++++ EXERCISE MATERIALS
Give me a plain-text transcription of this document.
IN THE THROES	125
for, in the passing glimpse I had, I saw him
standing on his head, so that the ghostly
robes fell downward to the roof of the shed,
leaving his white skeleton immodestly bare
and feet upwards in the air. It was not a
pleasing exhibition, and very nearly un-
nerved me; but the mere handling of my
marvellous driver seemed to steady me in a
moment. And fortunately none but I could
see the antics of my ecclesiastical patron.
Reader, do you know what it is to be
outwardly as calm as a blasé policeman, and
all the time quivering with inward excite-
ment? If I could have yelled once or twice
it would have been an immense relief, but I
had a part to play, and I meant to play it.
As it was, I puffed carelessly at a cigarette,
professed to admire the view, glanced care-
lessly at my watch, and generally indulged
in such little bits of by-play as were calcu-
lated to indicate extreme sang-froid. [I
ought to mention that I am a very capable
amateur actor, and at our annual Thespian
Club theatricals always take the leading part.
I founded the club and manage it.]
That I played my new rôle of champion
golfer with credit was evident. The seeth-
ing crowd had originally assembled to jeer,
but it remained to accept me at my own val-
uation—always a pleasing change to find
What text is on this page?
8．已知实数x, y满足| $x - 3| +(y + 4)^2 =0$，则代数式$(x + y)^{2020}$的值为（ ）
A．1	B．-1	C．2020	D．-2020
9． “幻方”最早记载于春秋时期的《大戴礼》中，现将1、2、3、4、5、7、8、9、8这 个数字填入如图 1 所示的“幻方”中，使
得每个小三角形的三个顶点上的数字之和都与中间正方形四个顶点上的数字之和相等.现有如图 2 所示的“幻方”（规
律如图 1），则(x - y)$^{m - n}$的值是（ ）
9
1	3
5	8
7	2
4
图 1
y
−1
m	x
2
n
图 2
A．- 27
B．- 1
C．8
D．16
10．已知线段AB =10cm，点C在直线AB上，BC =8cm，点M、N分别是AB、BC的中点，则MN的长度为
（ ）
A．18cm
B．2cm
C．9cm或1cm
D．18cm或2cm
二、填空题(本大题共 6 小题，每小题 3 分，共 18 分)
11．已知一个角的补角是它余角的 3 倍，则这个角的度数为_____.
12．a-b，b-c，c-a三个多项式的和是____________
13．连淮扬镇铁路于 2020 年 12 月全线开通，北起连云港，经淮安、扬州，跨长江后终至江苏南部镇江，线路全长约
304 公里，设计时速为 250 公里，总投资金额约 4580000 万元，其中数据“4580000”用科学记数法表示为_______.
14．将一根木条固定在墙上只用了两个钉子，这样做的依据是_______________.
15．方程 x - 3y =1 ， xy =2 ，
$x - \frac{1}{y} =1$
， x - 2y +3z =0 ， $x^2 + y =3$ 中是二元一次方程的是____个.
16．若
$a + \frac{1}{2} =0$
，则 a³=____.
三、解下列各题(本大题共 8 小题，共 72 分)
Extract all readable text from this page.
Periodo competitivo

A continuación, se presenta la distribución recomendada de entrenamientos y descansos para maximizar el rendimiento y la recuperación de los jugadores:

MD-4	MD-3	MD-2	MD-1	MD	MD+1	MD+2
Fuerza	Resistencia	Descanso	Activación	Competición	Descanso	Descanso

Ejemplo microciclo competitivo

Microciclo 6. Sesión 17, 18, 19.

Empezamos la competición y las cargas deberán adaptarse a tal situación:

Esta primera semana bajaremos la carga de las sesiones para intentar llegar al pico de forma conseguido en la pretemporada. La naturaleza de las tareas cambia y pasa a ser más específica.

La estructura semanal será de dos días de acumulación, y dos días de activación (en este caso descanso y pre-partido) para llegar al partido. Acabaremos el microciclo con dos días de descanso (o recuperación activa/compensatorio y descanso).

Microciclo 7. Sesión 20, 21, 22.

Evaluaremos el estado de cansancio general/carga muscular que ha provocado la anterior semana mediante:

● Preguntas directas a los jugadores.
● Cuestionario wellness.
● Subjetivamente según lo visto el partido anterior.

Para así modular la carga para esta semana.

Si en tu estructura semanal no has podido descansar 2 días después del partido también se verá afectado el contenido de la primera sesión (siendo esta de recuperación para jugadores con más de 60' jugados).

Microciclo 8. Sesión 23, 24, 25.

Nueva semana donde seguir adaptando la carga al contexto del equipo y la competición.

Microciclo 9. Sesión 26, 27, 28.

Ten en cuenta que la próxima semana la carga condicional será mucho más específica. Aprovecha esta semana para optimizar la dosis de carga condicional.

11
++++++++
> **WHAT YOU NEED TO DO**
Take the entries above and transcribe them exactly.

> **SOLUTION TO THE PROBLEM**
Give me a plain-text transcription of this document.
IN THE THROES	125
for, in the passing glimpse I had, I saw him
standing on his head, so that the ghostly
robes fell downward to the roof of the shed,
leaving his white skeleton immodestly bare
and feet upwards in the air. It was not a
pleasing exhibition, and very nearly un-
nerved me; but the mere handling of my
marvellous driver seemed to steady me in a
moment. And fortunately none but I could
see the antics of my ecclesiastical patron.
Reader, do you know what it is to be
outwardly as calm as a blasé policeman, and
all the time quivering with inward excite-
ment? If I could have yelled once or twice
it would have been an immense relief, but I
had a part to play, and I meant to play it.
As it was, I puffed carelessly at a cigarette,
professed to admire the view, glanced care-
lessly at my watch, and generally indulged
in such little bits of by-play as were calcu-
lated to indicate extreme sang-froid. [I
ought to mention that I am a very capable
amateur actor, and at our annual Thespian
Club theatricals always take the leading part.
I founded the club and manage it.]
That I played my new rôle of champion
golfer with credit was evident. The seeth-
ing crowd had originally assembled to jeer,
but it remained to accept me at my own val-
uation—always a pleasing change to find
What text is on this page?
8．已知实数x, y满足| $x - 3| +(y + 4)^2 =0$，则代数式$(x + y)^{2020}$的值为（ ）
A．1	B．-1	C．2020	D．-2020
9． “幻方”最早记载于春秋时期的《大戴礼》中，现将1、2、3、4、5、7、8、9、8这 个数字填入如图 1 所示的“幻方”中，使
得每个小三角形的三个顶点上的数字之和都与中间正方形四个顶点上的数字之和相等.现有如图 2 所示的“幻方”（规
律如图 1），则(x - y)$^{m - n}$的值是（ ）
9
1	3
5	8
7	2
4
图 1
y
−1
m	x
2
n
图 2
A．- 27
B．- 1
C．8
D．16
10．已知线段AB =10cm，点C在直线AB上，BC =8cm，点M、N分别是AB、BC的中点，则MN的长度为
（ ）
A．18cm
B．2cm
C．9cm或1cm
D．18cm或2cm
二、填空题(本大题共 6 小题，每小题 3 分，共 18 分)
11．已知一个角的补角是它余角的 3 倍，则这个角的度数为_____.
12．a-b，b-c，c-a三个多项式的和是____________
13．连淮扬镇铁路于 2020 年 12 月全线开通，北起连云港，经淮安、扬州，跨长江后终至江苏南部镇江，线路全长约
304 公里，设计时速为 250 公里，总投资金额约 4580000 万元，其中数据“4580000”用科学记数法表示为_______.
14．将一根木条固定在墙上只用了两个钉子，这样做的依据是_______________.
15．方程 x - 3y =1 ， xy =2 ，
$x - \frac{1}{y} =1$
， x - 2y +3z =0 ， $x^2 + y =3$ 中是二元一次方程的是____个.
16．若
$a + \frac{1}{2} =0$
，则 a³=____.
三、解下列各题(本大题共 8 小题，共 72 分)
Extract all readable text from this page.
Periodo competitivo

A continuación, se presenta la distribución recomendada de entrenamientos y descansos para maximizar el rendimiento y la recuperación de los jugadores:

MD-4	MD-3	MD-2	MD-1	MD	MD+1	MD+2
Fuerza	Resistencia	Descanso	Activación	Competición	Descanso	Descanso

Ejemplo microciclo competitivo

Microciclo 6. Sesión 17, 18, 19.

Empezamos la competición y las cargas deberán adaptarse a tal situación:

Esta primera semana bajaremos la carga de las sesiones para intentar llegar al pico de forma conseguido en la pretemporada. La naturaleza de las tareas cambia y pasa a ser más específica.

La estructura semanal será de dos días de acumulación, y dos días de activación (en este caso descanso y pre-partido) para llegar al partido. Acabaremos el microciclo con dos días de descanso (o recuperación activa/compensatorio y descanso).

Microciclo 7. Sesión 20, 21, 22.

Evaluaremos el estado de cansancio general/carga muscular que ha provocado la anterior semana mediante:

● Preguntas directas a los jugadores.
● Cuestionario wellness.
● Subjetivamente según lo visto el partido anterior.

Para así modular la carga para esta semana.

Si en tu estructura semanal no has podido descansar 2 días después del partido también se verá afectado el contenido de la primera sesión (siendo esta de recuperación para jugadores con más de 60' jugados).

Microciclo 8. Sesión 23, 24, 25.

Nueva semana donde seguir adaptando la carga al contexto del equipo y la competición.

Microciclo 9. Sesión 26, 27, 28.

Ten en cuenta que la próxima semana la carga condicional será mucho más específica. Aprovecha esta semana para optimizar la dosis de carga condicional.

11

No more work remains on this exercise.